#### Exercise:
In the records below, find the line that contains "What data populates". Retype that line and all the lines after it through the end, leaving out the pictures.

(Some records)

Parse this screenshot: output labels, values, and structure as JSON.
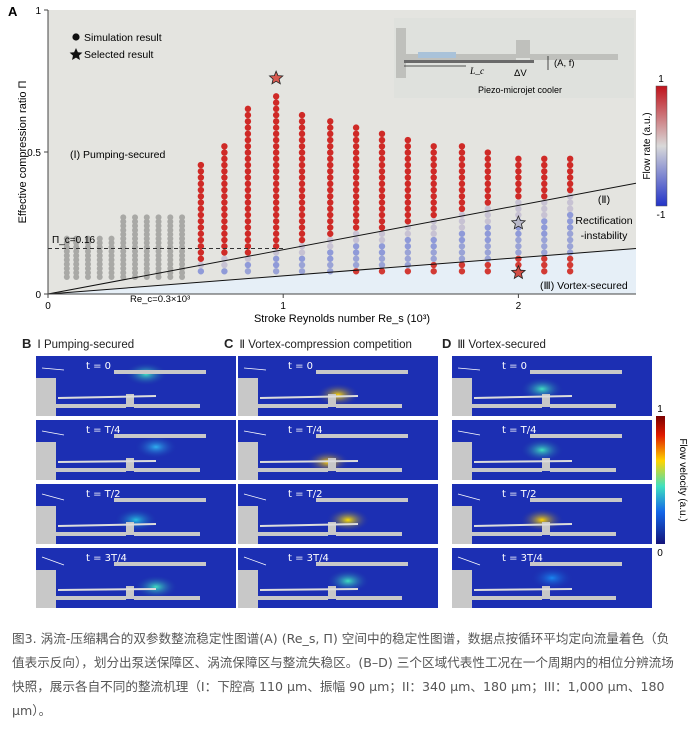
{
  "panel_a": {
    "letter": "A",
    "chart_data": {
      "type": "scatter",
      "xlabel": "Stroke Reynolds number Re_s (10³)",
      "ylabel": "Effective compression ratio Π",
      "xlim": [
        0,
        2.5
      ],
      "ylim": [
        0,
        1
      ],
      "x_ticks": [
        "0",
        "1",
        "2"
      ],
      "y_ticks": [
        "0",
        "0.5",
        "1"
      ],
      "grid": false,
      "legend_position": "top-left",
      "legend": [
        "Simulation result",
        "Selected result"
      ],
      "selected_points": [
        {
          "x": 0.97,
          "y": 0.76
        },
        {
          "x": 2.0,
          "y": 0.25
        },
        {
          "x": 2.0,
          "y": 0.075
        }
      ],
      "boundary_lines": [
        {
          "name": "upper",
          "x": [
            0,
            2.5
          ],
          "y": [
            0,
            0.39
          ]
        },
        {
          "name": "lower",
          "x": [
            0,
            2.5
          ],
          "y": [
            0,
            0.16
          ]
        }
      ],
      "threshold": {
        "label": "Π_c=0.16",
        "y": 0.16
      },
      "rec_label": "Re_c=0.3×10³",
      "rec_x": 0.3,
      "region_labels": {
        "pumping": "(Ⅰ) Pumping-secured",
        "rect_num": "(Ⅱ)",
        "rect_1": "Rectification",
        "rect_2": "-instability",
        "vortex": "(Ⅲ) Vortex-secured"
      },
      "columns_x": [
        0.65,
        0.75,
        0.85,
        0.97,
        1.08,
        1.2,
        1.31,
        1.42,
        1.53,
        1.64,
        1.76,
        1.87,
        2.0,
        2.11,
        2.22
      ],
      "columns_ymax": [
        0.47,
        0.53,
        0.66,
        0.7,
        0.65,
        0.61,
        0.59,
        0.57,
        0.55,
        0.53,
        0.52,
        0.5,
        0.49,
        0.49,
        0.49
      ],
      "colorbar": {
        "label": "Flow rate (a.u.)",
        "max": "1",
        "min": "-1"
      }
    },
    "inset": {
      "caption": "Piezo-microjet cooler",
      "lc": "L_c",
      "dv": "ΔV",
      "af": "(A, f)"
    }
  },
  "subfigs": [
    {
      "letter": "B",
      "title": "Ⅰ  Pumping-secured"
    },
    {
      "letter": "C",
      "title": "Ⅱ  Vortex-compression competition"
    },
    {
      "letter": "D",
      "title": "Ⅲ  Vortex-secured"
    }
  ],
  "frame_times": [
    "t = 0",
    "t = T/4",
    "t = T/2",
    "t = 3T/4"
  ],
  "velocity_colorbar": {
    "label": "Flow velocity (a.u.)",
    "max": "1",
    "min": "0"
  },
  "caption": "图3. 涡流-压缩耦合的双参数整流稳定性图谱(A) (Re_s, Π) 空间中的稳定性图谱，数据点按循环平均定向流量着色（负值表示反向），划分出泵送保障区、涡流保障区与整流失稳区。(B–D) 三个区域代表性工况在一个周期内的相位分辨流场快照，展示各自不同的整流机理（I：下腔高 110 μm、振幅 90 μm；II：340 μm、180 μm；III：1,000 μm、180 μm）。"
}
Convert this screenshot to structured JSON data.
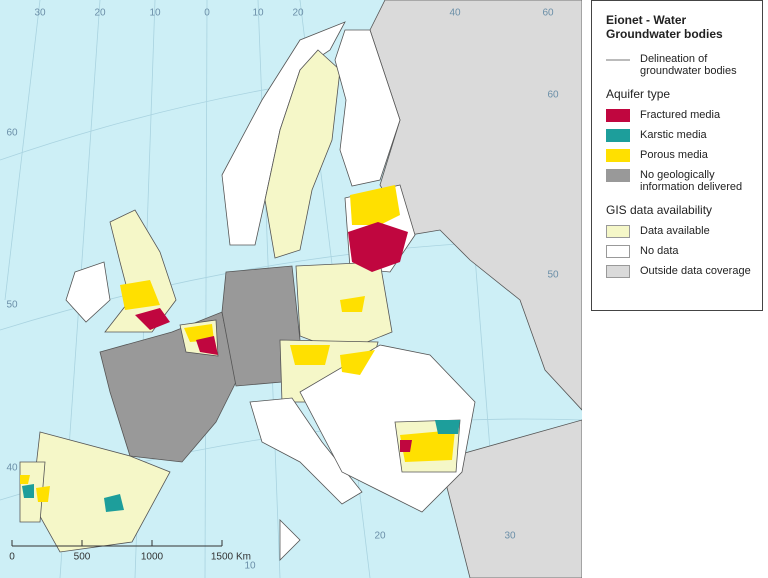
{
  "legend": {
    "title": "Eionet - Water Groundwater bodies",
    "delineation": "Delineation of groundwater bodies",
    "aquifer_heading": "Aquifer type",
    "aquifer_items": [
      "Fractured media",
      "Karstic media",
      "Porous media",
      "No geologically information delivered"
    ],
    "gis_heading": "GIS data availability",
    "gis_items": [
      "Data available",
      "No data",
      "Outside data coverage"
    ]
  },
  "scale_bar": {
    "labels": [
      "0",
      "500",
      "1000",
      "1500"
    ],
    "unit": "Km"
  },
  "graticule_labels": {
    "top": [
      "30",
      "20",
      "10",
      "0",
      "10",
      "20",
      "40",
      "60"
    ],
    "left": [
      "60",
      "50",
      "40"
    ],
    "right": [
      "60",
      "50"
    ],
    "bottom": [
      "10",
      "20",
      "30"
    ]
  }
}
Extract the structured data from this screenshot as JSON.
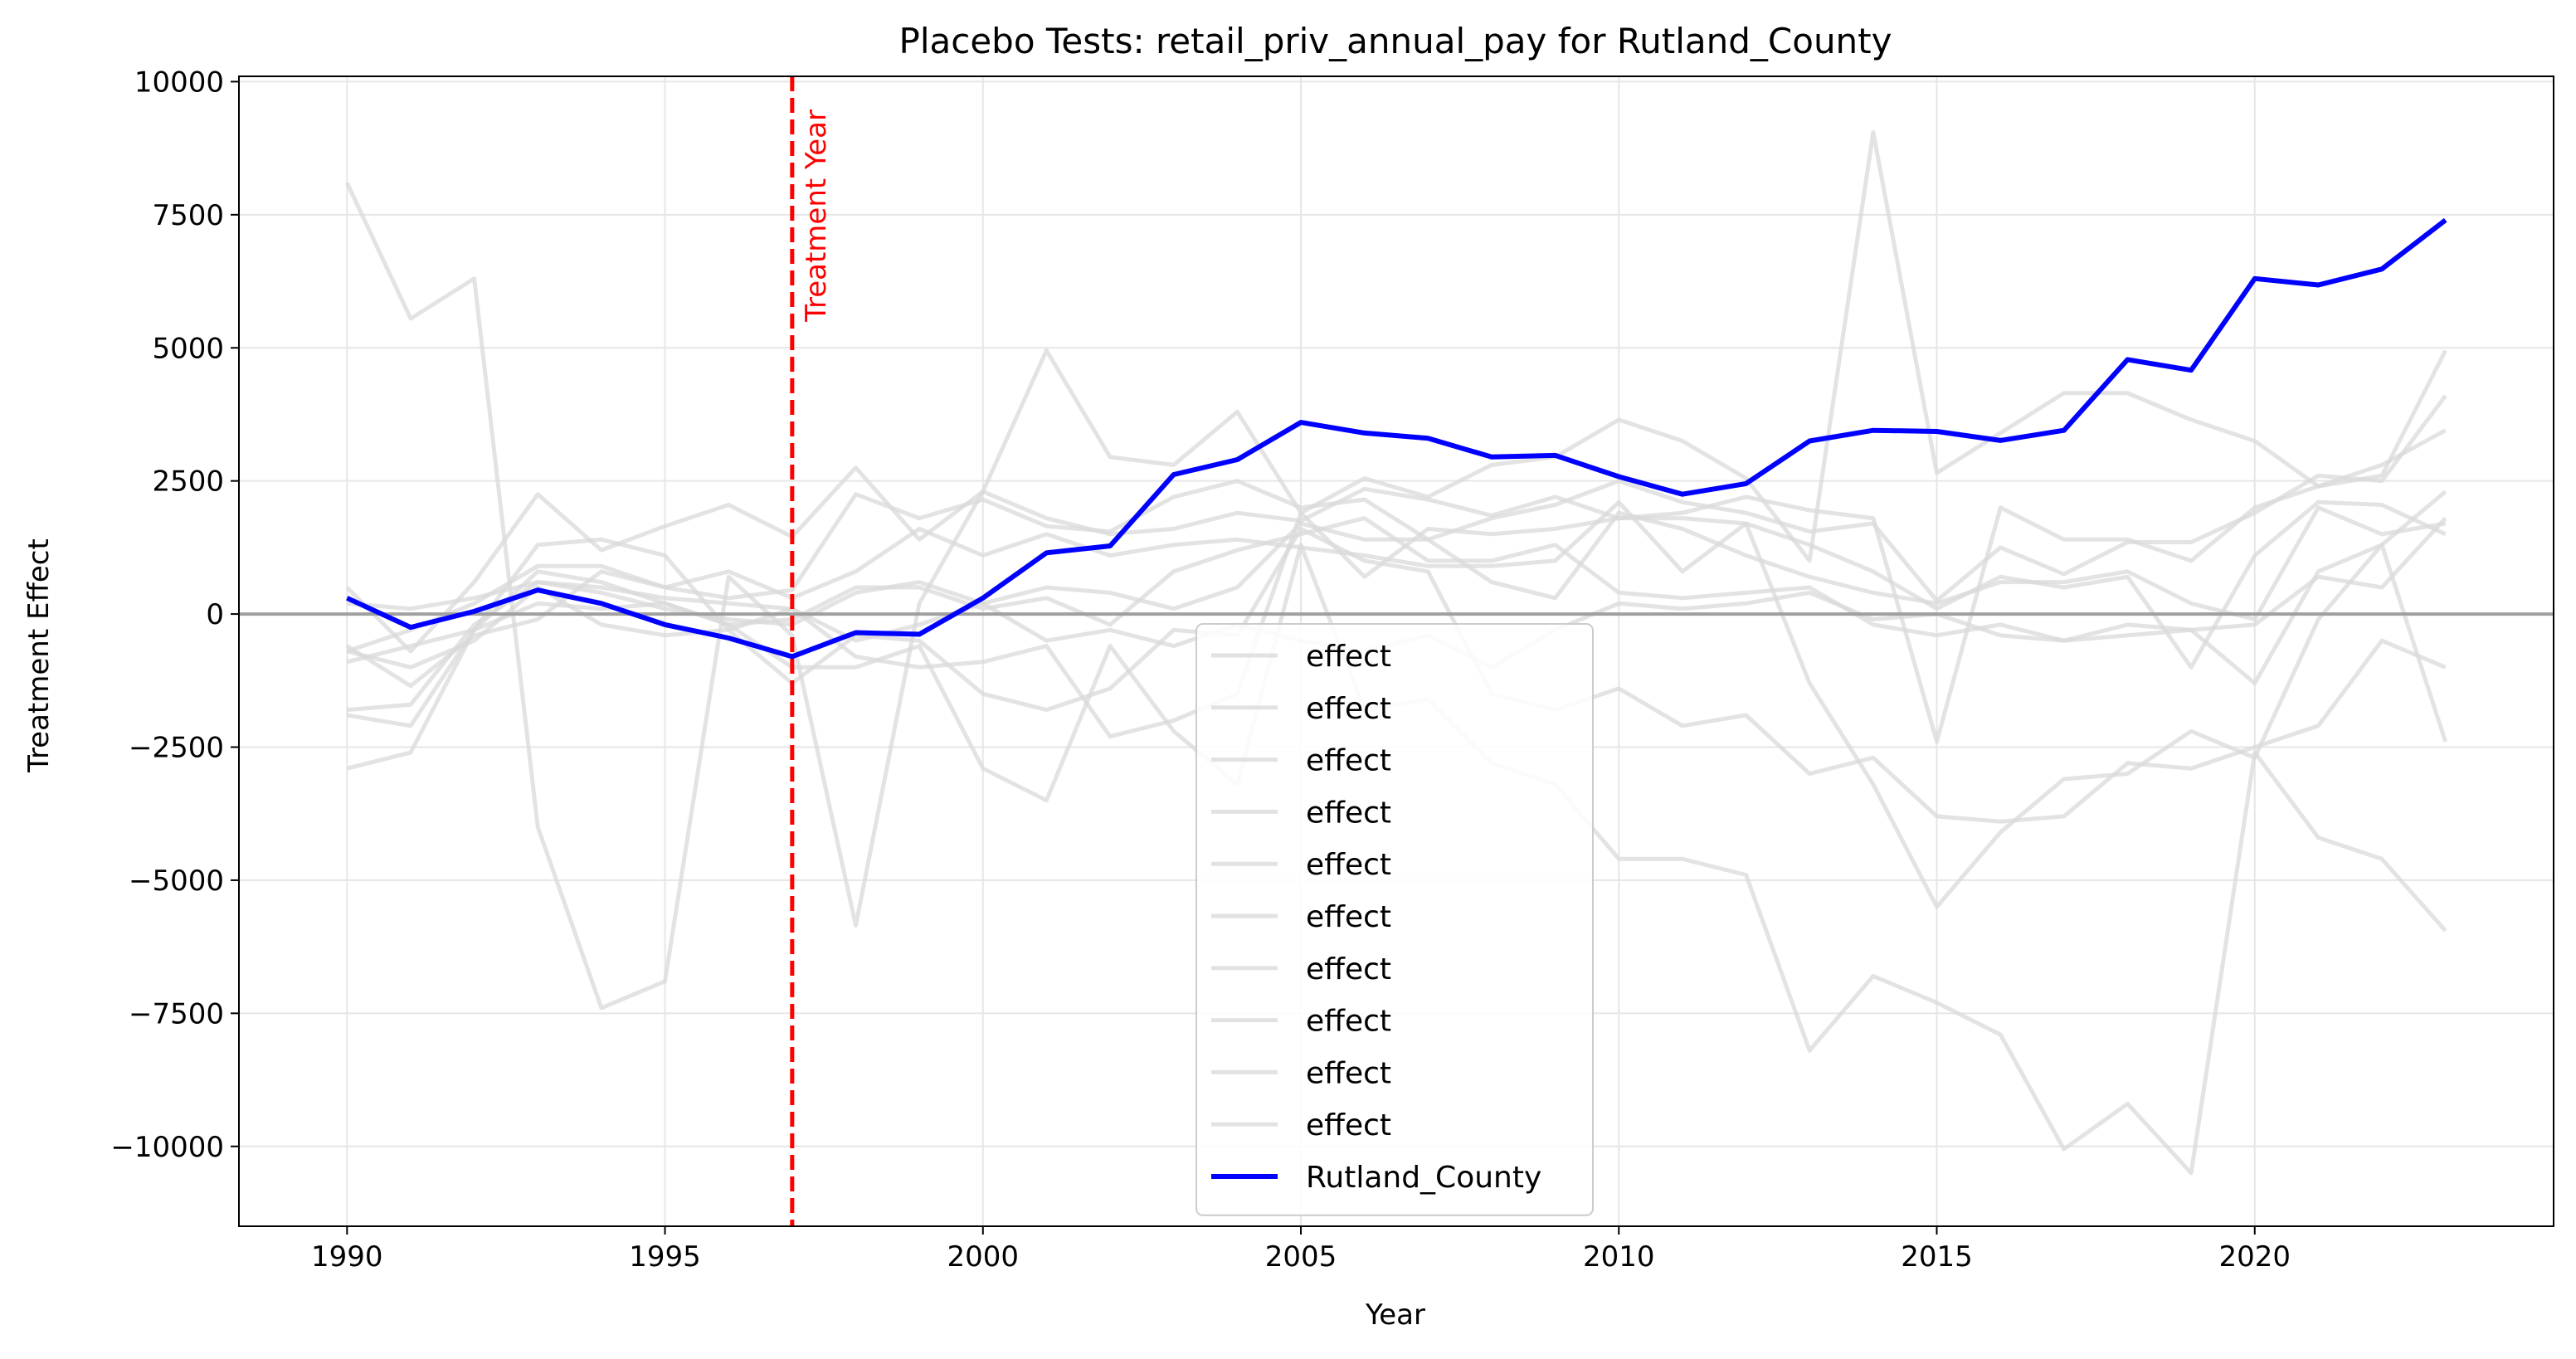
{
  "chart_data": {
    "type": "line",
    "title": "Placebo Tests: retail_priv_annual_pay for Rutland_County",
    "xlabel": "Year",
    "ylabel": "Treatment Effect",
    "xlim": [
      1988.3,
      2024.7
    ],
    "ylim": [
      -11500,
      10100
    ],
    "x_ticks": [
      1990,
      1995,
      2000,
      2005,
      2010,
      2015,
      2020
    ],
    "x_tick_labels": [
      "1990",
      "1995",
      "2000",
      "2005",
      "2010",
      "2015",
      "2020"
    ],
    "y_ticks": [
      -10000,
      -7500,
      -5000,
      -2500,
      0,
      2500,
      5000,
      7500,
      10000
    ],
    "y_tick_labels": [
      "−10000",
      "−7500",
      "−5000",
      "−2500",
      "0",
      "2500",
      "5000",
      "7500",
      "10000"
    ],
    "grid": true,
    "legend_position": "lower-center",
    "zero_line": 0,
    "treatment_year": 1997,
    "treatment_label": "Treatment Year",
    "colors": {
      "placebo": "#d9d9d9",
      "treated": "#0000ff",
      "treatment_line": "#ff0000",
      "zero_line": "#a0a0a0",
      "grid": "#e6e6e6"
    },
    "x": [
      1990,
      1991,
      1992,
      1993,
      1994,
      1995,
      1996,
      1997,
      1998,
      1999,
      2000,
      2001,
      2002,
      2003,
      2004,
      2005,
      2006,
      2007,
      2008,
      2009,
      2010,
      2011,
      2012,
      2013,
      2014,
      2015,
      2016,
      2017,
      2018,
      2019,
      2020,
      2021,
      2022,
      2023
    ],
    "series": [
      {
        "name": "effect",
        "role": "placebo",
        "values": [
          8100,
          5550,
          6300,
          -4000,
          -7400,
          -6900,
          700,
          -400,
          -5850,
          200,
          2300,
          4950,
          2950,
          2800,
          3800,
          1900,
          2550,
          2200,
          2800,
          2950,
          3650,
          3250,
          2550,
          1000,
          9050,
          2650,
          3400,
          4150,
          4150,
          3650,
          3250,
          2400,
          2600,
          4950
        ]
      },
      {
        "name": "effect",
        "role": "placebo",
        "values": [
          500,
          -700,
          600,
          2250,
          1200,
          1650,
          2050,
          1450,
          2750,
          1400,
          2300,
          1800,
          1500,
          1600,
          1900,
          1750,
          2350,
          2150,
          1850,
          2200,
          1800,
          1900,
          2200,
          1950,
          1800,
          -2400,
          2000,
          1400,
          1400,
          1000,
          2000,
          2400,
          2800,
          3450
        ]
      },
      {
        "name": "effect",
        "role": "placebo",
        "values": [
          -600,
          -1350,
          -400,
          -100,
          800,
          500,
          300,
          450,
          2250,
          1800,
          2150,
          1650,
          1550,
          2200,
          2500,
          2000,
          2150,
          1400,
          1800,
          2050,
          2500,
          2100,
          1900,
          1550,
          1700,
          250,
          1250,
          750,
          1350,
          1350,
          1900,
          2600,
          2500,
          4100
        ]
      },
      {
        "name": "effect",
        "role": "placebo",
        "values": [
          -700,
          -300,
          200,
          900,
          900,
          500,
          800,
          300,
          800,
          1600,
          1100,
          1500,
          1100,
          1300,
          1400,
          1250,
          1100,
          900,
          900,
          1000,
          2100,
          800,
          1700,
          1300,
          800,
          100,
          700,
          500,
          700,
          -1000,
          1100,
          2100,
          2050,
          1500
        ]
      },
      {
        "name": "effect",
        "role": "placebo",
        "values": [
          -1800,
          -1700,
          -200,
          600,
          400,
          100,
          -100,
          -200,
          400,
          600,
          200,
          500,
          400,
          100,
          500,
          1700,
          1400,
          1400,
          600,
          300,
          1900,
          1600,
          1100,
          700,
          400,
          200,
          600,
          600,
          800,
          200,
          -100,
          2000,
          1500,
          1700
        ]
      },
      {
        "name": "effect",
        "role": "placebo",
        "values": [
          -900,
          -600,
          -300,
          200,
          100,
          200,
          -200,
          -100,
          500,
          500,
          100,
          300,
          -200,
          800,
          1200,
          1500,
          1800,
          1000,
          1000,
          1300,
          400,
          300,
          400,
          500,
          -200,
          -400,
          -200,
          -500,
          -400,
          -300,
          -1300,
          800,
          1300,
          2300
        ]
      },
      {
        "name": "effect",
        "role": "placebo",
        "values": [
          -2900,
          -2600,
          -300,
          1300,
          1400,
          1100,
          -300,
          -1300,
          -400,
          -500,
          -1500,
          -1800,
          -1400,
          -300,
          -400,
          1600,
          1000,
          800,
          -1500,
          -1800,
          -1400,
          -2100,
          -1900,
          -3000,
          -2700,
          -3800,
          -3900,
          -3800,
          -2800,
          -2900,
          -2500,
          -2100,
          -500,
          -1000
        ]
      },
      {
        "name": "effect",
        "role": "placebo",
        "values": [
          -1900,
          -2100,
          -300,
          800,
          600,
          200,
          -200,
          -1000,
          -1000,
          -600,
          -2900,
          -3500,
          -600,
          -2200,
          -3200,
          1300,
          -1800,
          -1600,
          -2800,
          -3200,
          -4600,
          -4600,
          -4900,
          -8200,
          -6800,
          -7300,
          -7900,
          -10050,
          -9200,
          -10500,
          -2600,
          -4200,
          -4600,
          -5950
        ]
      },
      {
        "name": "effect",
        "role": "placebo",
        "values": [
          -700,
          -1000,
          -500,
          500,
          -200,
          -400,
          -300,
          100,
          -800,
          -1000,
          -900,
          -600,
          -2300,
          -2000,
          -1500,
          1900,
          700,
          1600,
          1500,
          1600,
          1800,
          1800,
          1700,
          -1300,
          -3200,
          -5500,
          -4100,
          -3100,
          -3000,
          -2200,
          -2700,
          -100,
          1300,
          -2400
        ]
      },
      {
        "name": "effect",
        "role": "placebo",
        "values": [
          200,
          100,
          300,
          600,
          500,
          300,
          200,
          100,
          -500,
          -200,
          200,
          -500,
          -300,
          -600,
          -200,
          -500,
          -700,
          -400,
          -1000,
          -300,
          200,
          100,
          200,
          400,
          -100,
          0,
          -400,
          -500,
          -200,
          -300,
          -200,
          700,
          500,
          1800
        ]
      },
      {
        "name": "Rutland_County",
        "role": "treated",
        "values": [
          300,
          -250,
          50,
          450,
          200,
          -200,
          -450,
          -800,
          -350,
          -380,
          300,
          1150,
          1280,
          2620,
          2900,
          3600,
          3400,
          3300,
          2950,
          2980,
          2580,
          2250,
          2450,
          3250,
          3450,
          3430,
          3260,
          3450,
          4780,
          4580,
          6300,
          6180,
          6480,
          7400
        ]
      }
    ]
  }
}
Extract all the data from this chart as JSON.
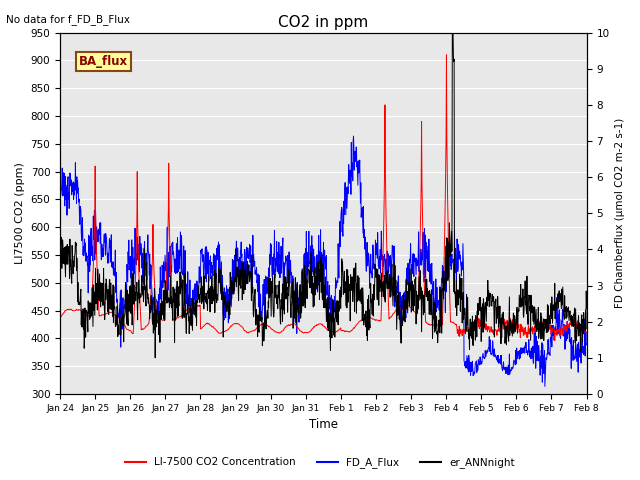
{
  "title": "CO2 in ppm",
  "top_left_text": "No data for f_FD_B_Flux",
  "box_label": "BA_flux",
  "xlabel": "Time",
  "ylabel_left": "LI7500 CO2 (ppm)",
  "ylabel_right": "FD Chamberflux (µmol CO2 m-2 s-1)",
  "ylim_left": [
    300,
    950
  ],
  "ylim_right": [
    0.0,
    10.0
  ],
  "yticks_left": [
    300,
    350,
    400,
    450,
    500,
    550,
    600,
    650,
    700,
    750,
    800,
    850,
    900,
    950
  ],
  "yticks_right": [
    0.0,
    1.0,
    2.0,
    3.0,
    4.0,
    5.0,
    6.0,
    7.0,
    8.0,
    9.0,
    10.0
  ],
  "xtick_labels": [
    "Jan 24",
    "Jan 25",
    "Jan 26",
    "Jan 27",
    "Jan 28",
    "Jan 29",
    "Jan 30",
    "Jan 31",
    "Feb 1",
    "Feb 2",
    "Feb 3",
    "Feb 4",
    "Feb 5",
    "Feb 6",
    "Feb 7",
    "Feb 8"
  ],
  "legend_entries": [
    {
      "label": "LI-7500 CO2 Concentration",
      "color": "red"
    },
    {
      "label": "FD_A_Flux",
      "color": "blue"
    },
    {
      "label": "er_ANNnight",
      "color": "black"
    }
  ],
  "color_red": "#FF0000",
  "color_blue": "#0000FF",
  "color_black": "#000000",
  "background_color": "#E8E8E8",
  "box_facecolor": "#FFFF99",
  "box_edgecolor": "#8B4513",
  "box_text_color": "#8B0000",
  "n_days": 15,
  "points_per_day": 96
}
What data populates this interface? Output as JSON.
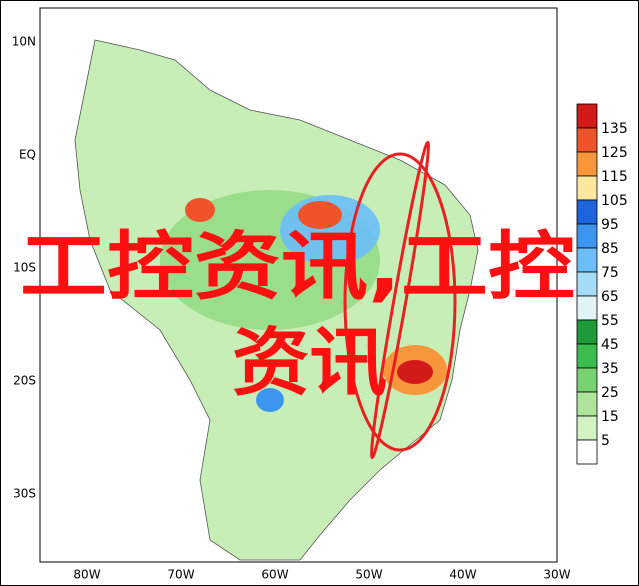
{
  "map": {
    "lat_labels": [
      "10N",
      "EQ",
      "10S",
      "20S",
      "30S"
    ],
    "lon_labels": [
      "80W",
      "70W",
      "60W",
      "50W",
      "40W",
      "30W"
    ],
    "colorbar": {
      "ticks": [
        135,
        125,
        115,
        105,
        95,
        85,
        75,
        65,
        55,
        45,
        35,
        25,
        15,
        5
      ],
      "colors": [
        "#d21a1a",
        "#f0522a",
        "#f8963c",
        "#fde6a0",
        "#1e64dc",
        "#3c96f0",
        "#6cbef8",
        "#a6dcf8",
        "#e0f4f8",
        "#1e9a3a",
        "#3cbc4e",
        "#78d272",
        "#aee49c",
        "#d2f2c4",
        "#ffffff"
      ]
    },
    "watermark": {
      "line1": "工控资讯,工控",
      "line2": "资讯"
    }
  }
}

#### Right answer:
What data populates this interface? Output as JSON.
{
  "map": {
    "lat_labels": [
      "10N",
      "EQ",
      "10S",
      "20S",
      "30S"
    ],
    "lon_labels": [
      "80W",
      "70W",
      "60W",
      "50W",
      "40W",
      "30W"
    ],
    "colorbar": {
      "ticks": [
        135,
        125,
        115,
        105,
        95,
        85,
        75,
        65,
        55,
        45,
        35,
        25,
        15,
        5
      ],
      "colors": [
        "#d21a1a",
        "#f0522a",
        "#f8963c",
        "#fde6a0",
        "#1e64dc",
        "#3c96f0",
        "#6cbef8",
        "#a6dcf8",
        "#e0f4f8",
        "#1e9a3a",
        "#3cbc4e",
        "#78d272",
        "#aee49c",
        "#d2f2c4",
        "#ffffff"
      ]
    },
    "watermark": {
      "line1": "工控资讯,工控",
      "line2": "资讯"
    }
  }
}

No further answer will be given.